Problem requirements. Below are records to be output exactly, every one of them.

+++ Recorded data +++

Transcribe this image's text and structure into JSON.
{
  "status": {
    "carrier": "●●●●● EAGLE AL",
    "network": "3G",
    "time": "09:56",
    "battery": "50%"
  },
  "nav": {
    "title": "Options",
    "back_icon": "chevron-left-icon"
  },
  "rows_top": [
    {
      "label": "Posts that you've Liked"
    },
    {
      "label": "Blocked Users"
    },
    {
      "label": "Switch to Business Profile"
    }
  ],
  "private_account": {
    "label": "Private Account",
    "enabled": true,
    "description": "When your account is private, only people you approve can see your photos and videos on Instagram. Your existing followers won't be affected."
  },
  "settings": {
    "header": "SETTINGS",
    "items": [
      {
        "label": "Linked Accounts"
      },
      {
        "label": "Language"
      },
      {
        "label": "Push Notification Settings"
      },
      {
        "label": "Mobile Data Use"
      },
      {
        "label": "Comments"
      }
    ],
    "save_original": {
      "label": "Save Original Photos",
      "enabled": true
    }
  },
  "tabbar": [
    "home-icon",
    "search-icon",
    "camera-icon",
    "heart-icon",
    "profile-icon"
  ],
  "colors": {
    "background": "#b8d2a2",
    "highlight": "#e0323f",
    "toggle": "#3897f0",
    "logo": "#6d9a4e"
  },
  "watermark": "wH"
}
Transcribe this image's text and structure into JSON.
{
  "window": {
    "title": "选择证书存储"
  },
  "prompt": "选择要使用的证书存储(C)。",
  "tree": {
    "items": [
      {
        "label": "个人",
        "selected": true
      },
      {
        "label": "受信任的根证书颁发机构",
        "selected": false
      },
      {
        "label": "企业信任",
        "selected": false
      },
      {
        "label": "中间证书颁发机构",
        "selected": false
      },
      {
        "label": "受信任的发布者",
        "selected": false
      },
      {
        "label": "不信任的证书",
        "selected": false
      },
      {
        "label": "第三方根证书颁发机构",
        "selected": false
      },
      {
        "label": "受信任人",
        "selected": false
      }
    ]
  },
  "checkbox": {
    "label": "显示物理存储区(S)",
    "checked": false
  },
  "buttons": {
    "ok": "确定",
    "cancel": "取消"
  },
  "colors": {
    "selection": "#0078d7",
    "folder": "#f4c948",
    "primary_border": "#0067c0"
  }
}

+++

Answer to this problem.
Transcribe this image's text and structure into JSON.
{
  "status": {
    "carrier": "●●●●● EAGLE AL",
    "network": "3G",
    "time": "09:56",
    "battery": "50%"
  },
  "nav": {
    "title": "Options",
    "back_icon": "chevron-left-icon"
  },
  "rows_top": [
    {
      "label": "Posts that you've Liked"
    },
    {
      "label": "Blocked Users"
    },
    {
      "label": "Switch to Business Profile"
    }
  ],
  "private_account": {
    "label": "Private Account",
    "enabled": true,
    "description": "When your account is private, only people you approve can see your photos and videos on Instagram. Your existing followers won't be affected."
  },
  "settings": {
    "header": "SETTINGS",
    "items": [
      {
        "label": "Linked Accounts"
      },
      {
        "label": "Language"
      },
      {
        "label": "Push Notification Settings"
      },
      {
        "label": "Mobile Data Use"
      },
      {
        "label": "Comments"
      }
    ],
    "save_original": {
      "label": "Save Original Photos",
      "enabled": true
    }
  },
  "tabbar": [
    "home-icon",
    "search-icon",
    "camera-icon",
    "heart-icon",
    "profile-icon"
  ],
  "colors": {
    "background": "#b8d2a2",
    "highlight": "#e0323f",
    "toggle": "#3897f0",
    "logo": "#6d9a4e"
  },
  "watermark": "wH"
}
Transcribe this image's text and structure into JSON.
{
  "window": {
    "title": "选择证书存储"
  },
  "prompt": "选择要使用的证书存储(C)。",
  "tree": {
    "items": [
      {
        "label": "个人",
        "selected": true
      },
      {
        "label": "受信任的根证书颁发机构",
        "selected": false
      },
      {
        "label": "企业信任",
        "selected": false
      },
      {
        "label": "中间证书颁发机构",
        "selected": false
      },
      {
        "label": "受信任的发布者",
        "selected": false
      },
      {
        "label": "不信任的证书",
        "selected": false
      },
      {
        "label": "第三方根证书颁发机构",
        "selected": false
      },
      {
        "label": "受信任人",
        "selected": false
      }
    ]
  },
  "checkbox": {
    "label": "显示物理存储区(S)",
    "checked": false
  },
  "buttons": {
    "ok": "确定",
    "cancel": "取消"
  },
  "colors": {
    "selection": "#0078d7",
    "folder": "#f4c948",
    "primary_border": "#0067c0"
  }
}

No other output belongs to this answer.